WHAT YOU NEED TO DO — Only lines with the string "senza" matter here; gather them from the material below.

Stored records —
———
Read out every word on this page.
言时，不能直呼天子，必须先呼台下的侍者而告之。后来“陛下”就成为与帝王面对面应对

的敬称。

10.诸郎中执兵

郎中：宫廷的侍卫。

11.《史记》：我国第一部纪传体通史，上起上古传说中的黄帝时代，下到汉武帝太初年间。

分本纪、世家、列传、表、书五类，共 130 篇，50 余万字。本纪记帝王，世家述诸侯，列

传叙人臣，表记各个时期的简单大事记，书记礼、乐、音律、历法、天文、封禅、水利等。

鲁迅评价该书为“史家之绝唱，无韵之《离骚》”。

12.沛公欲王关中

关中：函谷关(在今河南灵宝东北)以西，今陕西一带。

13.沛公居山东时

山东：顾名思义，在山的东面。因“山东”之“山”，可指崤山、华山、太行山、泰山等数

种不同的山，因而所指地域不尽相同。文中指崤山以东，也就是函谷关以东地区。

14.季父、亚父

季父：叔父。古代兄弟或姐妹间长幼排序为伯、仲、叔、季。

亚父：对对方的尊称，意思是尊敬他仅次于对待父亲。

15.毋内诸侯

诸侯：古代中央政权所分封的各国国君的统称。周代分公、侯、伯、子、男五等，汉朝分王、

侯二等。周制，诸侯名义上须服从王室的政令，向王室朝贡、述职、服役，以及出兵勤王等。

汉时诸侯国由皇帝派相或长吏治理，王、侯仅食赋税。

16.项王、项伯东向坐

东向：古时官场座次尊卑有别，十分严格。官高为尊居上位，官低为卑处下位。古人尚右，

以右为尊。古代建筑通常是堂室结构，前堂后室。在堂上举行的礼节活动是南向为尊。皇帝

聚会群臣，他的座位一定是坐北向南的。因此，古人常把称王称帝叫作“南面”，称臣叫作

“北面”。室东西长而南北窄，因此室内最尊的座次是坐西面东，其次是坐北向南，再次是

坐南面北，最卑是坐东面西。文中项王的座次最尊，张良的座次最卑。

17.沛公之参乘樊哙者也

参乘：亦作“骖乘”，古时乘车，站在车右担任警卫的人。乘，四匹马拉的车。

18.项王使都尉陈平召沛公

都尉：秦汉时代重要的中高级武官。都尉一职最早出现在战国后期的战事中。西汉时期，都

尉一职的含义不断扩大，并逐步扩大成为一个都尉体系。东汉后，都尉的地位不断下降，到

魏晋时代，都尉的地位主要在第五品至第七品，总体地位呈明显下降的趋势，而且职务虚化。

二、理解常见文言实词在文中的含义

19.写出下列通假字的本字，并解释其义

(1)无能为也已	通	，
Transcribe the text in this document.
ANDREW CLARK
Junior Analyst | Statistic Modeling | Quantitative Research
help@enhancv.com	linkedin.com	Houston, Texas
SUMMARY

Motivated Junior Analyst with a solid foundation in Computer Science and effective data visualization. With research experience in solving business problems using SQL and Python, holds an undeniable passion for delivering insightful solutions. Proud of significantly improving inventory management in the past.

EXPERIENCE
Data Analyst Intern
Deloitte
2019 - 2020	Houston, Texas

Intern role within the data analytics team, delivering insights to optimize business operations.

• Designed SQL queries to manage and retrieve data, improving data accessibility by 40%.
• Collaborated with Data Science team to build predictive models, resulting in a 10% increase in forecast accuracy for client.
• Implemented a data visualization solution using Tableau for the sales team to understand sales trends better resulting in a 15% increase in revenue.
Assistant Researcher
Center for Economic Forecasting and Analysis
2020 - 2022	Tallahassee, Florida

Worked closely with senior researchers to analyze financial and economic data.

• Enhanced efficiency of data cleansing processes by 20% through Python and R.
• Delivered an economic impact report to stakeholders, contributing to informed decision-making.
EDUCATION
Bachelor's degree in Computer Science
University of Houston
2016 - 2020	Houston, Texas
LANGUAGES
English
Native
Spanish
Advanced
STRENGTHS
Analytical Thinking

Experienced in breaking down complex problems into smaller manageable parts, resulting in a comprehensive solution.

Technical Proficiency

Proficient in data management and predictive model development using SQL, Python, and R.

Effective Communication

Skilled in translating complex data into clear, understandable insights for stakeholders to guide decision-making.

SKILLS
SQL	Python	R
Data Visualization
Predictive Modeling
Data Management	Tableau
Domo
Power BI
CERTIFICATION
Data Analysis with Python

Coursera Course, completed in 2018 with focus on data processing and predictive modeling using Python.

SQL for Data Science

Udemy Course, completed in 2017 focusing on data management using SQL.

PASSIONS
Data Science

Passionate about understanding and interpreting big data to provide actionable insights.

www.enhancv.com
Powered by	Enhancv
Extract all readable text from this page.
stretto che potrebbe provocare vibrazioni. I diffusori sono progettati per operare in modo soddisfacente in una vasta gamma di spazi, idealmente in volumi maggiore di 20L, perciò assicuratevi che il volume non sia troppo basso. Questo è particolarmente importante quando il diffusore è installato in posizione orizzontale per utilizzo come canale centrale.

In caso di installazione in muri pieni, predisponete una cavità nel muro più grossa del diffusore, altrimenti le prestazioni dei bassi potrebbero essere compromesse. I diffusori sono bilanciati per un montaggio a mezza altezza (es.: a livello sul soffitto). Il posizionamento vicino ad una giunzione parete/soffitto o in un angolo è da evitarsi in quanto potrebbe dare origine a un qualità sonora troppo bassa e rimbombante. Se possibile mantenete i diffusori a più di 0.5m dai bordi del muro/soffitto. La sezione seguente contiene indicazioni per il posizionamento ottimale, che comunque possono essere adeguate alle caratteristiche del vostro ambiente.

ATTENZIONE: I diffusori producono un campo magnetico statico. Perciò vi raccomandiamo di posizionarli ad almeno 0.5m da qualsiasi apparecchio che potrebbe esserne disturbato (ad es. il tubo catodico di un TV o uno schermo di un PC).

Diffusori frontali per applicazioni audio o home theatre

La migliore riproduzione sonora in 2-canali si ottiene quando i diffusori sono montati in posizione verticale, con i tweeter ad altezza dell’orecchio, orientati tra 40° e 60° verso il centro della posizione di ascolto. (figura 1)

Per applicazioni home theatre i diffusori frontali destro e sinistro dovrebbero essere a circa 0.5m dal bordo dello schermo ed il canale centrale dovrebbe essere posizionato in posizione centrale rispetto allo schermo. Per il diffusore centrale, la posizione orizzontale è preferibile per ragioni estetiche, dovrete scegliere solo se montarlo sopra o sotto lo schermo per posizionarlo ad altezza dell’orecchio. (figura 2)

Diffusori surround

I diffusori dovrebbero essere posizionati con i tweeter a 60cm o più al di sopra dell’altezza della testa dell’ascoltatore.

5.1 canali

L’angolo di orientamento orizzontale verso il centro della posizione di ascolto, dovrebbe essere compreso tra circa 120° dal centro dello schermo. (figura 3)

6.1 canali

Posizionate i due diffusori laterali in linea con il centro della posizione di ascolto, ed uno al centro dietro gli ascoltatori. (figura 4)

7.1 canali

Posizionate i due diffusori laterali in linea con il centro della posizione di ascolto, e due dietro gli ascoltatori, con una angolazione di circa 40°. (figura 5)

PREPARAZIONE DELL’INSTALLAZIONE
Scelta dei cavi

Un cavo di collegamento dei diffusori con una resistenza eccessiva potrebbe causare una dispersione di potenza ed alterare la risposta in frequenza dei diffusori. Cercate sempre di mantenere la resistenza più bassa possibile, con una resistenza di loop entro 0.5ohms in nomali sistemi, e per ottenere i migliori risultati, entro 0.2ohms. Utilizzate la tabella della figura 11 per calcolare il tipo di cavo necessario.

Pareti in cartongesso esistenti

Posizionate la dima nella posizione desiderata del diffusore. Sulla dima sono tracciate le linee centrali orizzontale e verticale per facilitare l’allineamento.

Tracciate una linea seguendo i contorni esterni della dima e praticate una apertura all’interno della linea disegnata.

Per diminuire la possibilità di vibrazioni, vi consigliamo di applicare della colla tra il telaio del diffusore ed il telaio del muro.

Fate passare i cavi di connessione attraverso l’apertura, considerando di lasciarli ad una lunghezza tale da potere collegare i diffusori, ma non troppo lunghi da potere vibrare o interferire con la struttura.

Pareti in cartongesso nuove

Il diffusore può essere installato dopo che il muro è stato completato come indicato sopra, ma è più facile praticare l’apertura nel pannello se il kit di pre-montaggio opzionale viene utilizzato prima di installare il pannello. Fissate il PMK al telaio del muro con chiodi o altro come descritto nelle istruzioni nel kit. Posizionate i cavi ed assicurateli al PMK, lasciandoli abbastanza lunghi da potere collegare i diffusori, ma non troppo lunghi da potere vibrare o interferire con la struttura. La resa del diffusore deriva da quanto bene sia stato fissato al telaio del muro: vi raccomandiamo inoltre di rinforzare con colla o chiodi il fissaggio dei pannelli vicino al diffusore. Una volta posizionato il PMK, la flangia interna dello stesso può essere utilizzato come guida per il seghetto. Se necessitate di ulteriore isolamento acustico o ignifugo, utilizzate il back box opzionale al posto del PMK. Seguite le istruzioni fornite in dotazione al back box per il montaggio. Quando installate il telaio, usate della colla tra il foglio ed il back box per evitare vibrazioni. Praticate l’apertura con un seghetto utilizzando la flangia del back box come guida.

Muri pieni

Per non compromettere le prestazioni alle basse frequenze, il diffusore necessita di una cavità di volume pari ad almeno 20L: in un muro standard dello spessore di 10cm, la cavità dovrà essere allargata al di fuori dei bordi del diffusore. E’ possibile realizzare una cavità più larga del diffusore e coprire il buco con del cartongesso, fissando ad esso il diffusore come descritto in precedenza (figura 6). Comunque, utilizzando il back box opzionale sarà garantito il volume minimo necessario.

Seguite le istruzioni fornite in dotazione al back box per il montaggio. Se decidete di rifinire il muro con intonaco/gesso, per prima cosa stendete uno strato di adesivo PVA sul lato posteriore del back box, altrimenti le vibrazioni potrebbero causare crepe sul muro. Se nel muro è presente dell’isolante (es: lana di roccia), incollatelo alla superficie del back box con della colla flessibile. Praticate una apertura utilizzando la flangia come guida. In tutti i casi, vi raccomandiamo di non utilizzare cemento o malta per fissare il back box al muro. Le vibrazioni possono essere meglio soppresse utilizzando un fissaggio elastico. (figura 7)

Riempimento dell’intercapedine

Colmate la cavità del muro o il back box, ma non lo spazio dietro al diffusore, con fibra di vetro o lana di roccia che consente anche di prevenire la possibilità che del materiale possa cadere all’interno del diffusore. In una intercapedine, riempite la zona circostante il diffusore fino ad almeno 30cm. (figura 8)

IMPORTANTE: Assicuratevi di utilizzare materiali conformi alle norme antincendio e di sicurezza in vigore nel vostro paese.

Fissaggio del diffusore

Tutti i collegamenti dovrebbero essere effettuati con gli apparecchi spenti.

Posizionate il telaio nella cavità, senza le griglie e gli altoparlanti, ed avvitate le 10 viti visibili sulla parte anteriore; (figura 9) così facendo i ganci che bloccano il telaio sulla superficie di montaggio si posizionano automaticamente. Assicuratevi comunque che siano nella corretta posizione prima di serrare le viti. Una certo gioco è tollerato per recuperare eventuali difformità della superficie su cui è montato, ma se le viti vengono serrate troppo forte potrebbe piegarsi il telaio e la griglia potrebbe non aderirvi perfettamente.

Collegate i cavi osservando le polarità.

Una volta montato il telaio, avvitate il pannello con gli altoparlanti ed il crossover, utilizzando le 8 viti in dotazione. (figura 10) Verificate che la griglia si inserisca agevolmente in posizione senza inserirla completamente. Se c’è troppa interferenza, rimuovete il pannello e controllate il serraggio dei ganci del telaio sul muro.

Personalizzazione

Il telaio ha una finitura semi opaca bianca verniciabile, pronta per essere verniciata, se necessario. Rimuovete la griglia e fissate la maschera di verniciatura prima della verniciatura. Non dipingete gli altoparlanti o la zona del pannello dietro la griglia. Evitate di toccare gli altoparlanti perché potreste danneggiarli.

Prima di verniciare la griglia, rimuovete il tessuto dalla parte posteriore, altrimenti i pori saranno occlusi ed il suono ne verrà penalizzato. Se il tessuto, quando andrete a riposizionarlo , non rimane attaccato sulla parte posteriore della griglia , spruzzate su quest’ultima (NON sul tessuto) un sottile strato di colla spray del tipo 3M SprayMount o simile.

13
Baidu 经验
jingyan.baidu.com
———
ANSWER BELOW —
Posizionate il telaio nella cavità, senza le griglie e gli altoparlanti, ed avvitate le 10 viti visibili sulla parte anteriore; (figura 9) così facendo i ganci che bloccano il telaio sulla superficie di montaggio si posizionano automaticamente. Assicuratevi comunque che siano nella corretta posizione prima di serrare le viti. Una certo gioco è tollerato per recuperare eventuali difformità della superficie su cui è montato, ma se le viti vengono serrate troppo forte potrebbe piegarsi il telaio e la griglia potrebbe non aderirvi perfettamente.
Una volta montato il telaio, avvitate il pannello con gli altoparlanti ed il crossover, utilizzando le 8 viti in dotazione. (figura 10) Verificate che la griglia si inserisca agevolmente in posizione senza inserirla completamente. Se c’è troppa interferenza, rimuovete il pannello e controllate il serraggio dei ganci del telaio sul muro.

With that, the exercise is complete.